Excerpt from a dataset
★ ★ ★

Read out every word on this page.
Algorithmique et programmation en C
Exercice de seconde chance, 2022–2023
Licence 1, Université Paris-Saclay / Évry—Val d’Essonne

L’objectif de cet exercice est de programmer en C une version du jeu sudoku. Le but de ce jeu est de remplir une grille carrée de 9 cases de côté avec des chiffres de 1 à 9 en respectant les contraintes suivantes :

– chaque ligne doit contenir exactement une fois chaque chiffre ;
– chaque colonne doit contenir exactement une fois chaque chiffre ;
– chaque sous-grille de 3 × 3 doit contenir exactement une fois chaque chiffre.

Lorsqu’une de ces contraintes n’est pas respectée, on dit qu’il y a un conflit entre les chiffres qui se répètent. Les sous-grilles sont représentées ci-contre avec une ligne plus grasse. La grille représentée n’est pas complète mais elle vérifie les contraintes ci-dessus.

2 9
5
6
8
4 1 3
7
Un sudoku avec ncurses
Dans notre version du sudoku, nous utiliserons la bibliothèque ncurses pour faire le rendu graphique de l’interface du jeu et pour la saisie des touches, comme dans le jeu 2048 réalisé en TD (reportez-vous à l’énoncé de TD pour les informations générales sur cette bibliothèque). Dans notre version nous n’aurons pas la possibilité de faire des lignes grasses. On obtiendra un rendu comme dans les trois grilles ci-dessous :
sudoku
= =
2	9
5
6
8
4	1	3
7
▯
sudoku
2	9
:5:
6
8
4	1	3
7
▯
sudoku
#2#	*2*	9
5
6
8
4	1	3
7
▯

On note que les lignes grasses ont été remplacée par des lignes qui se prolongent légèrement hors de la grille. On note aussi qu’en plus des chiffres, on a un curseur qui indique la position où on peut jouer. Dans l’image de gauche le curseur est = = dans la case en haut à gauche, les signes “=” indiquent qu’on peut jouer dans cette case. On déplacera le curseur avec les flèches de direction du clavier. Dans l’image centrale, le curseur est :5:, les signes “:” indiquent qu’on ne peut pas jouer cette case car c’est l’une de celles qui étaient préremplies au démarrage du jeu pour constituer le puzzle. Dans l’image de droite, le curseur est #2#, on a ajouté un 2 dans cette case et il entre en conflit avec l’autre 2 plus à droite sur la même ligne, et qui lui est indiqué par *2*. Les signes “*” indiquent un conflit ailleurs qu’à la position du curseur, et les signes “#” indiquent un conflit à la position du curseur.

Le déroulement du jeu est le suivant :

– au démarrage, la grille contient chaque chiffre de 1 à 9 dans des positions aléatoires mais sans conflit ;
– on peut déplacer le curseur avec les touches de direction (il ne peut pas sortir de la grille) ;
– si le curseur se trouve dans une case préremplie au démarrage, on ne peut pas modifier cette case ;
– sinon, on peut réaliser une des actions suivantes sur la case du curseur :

★ ★ ★

Instructions for the task: Each line in the material above must be retyped without alteration.

Correct output:
Read out every word on this page.
Algorithmique et programmation en C
Exercice de seconde chance, 2022–2023
Licence 1, Université Paris-Saclay / Évry—Val d’Essonne

L’objectif de cet exercice est de programmer en C une version du jeu sudoku. Le but de ce jeu est de remplir une grille carrée de 9 cases de côté avec des chiffres de 1 à 9 en respectant les contraintes suivantes :

– chaque ligne doit contenir exactement une fois chaque chiffre ;
– chaque colonne doit contenir exactement une fois chaque chiffre ;
– chaque sous-grille de 3 × 3 doit contenir exactement une fois chaque chiffre.

Lorsqu’une de ces contraintes n’est pas respectée, on dit qu’il y a un conflit entre les chiffres qui se répètent. Les sous-grilles sont représentées ci-contre avec une ligne plus grasse. La grille représentée n’est pas complète mais elle vérifie les contraintes ci-dessus.

2 9
5
6
8
4 1 3
7
Un sudoku avec ncurses
Dans notre version du sudoku, nous utiliserons la bibliothèque ncurses pour faire le rendu graphique de l’interface du jeu et pour la saisie des touches, comme dans le jeu 2048 réalisé en TD (reportez-vous à l’énoncé de TD pour les informations générales sur cette bibliothèque). Dans notre version nous n’aurons pas la possibilité de faire des lignes grasses. On obtiendra un rendu comme dans les trois grilles ci-dessous :
sudoku
= =
2	9
5
6
8
4	1	3
7
▯
sudoku
2	9
:5:
6
8
4	1	3
7
▯
sudoku
#2#	*2*	9
5
6
8
4	1	3
7
▯

On note que les lignes grasses ont été remplacée par des lignes qui se prolongent légèrement hors de la grille. On note aussi qu’en plus des chiffres, on a un curseur qui indique la position où on peut jouer. Dans l’image de gauche le curseur est = = dans la case en haut à gauche, les signes “=” indiquent qu’on peut jouer dans cette case. On déplacera le curseur avec les flèches de direction du clavier. Dans l’image centrale, le curseur est :5:, les signes “:” indiquent qu’on ne peut pas jouer cette case car c’est l’une de celles qui étaient préremplies au démarrage du jeu pour constituer le puzzle. Dans l’image de droite, le curseur est #2#, on a ajouté un 2 dans cette case et il entre en conflit avec l’autre 2 plus à droite sur la même ligne, et qui lui est indiqué par *2*. Les signes “*” indiquent un conflit ailleurs qu’à la position du curseur, et les signes “#” indiquent un conflit à la position du curseur.

Le déroulement du jeu est le suivant :

– au démarrage, la grille contient chaque chiffre de 1 à 9 dans des positions aléatoires mais sans conflit ;
– on peut déplacer le curseur avec les touches de direction (il ne peut pas sortir de la grille) ;
– si le curseur se trouve dans une case préremplie au démarrage, on ne peut pas modifier cette case ;
– sinon, on peut réaliser une des actions suivantes sur la case du curseur :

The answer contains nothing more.